## WHAT TO PRODUCE
From the data that follows, report how many lines hold the string "Mendukung", giving only the number.

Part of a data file

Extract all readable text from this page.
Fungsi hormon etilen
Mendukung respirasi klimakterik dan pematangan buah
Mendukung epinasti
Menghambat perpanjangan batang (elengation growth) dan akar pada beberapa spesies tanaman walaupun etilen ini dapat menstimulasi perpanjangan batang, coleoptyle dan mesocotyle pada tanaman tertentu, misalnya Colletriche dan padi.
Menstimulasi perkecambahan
==
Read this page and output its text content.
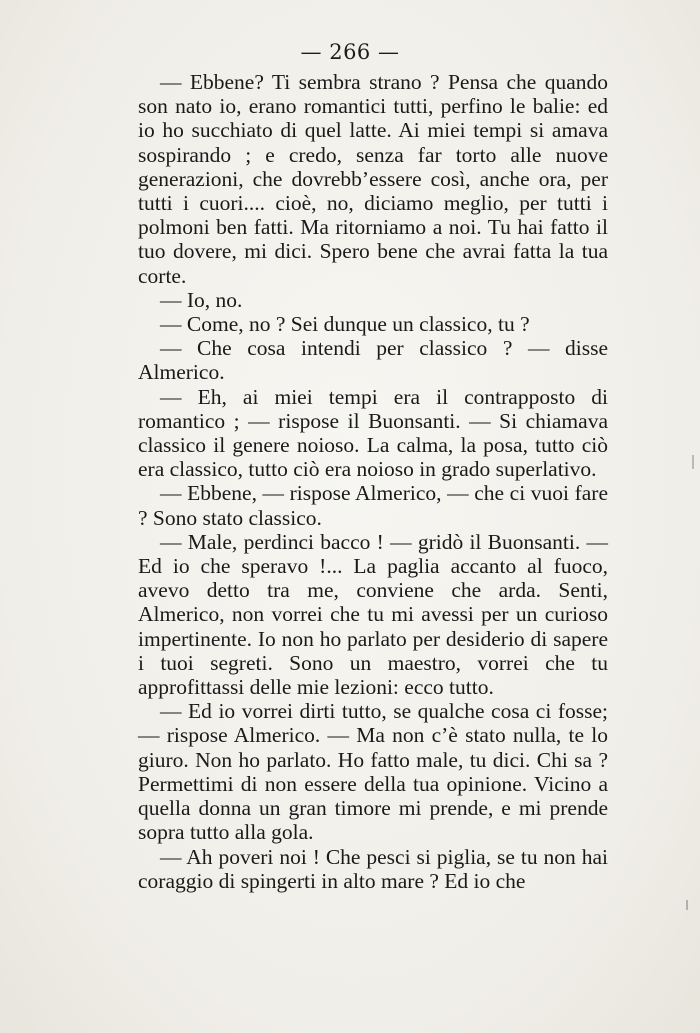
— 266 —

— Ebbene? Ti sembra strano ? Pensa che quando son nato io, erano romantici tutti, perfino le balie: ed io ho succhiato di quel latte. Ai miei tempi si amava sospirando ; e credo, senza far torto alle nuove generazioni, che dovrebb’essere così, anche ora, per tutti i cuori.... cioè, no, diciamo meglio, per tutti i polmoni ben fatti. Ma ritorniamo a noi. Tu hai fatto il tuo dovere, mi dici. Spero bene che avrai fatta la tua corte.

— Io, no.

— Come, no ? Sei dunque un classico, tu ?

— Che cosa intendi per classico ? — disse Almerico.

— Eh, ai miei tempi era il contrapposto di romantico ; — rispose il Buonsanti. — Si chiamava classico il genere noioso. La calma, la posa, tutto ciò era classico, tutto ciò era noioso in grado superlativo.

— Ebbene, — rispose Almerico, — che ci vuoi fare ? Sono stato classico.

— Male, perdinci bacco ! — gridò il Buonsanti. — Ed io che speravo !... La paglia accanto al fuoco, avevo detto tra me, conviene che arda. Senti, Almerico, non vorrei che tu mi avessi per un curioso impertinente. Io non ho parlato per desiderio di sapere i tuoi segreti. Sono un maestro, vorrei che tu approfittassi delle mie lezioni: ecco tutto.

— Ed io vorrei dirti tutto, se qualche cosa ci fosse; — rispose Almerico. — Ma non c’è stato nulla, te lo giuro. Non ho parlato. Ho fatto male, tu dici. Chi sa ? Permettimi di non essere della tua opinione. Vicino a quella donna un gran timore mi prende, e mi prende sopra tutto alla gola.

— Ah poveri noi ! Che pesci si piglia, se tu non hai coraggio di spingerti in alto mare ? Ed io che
---
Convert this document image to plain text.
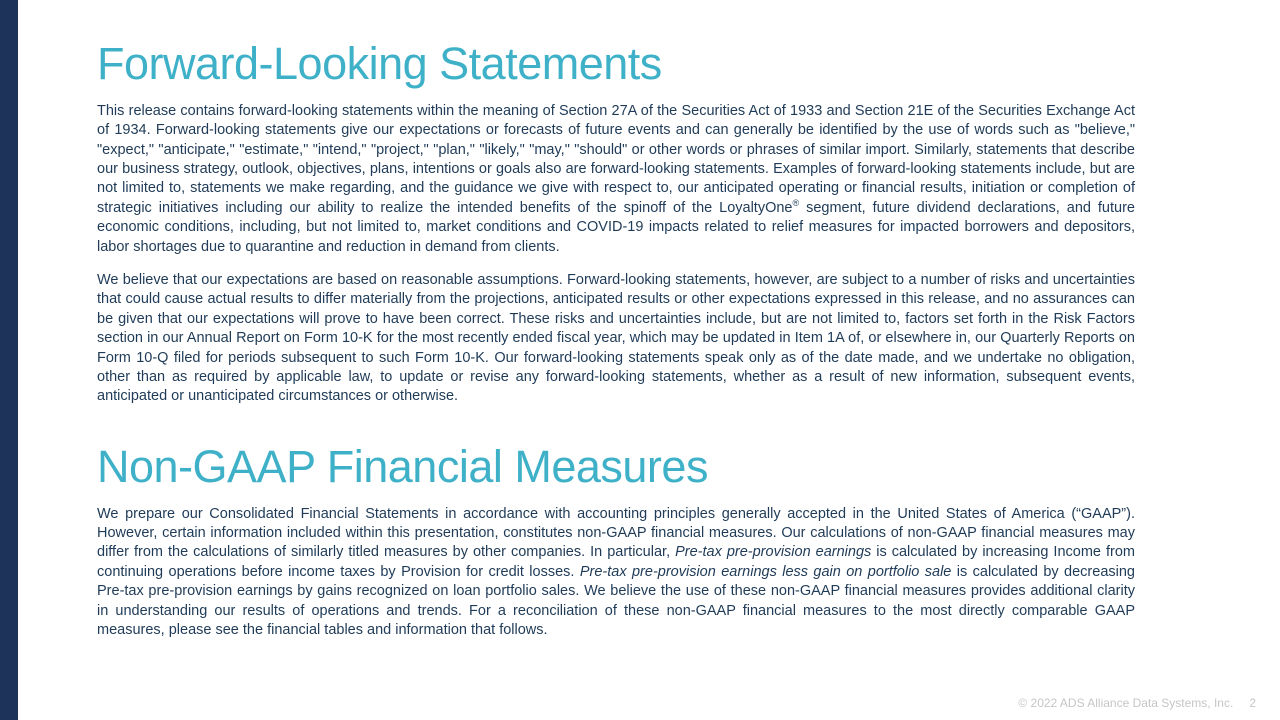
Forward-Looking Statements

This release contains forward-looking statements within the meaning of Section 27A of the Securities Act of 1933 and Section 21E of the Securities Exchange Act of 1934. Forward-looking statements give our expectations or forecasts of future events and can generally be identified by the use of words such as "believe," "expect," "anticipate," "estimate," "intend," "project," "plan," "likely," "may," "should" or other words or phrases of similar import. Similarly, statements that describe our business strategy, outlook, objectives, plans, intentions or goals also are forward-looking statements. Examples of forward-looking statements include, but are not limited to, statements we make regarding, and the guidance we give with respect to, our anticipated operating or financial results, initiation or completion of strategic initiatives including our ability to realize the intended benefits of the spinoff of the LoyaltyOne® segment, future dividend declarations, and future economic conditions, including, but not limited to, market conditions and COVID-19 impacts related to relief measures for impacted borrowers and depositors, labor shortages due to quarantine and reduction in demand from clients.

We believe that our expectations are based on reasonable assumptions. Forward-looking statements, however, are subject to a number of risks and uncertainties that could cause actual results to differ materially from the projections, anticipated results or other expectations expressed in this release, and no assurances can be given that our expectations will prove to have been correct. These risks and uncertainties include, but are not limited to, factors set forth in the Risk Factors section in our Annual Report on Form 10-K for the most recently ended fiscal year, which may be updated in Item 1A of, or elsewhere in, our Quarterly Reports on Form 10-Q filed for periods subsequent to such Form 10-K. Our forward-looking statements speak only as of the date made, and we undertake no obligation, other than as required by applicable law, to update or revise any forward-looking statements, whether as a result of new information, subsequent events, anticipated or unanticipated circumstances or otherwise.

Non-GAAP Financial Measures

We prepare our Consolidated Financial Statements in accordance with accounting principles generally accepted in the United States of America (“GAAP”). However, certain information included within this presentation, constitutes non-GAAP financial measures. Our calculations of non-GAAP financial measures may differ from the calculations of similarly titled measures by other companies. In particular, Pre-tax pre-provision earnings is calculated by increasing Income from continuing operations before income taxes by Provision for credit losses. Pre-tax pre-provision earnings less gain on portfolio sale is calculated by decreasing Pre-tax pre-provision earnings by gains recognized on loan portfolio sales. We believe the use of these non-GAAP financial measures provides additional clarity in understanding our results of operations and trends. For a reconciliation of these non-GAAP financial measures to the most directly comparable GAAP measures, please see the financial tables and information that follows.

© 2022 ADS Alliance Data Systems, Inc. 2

## FULL OUTPUT
2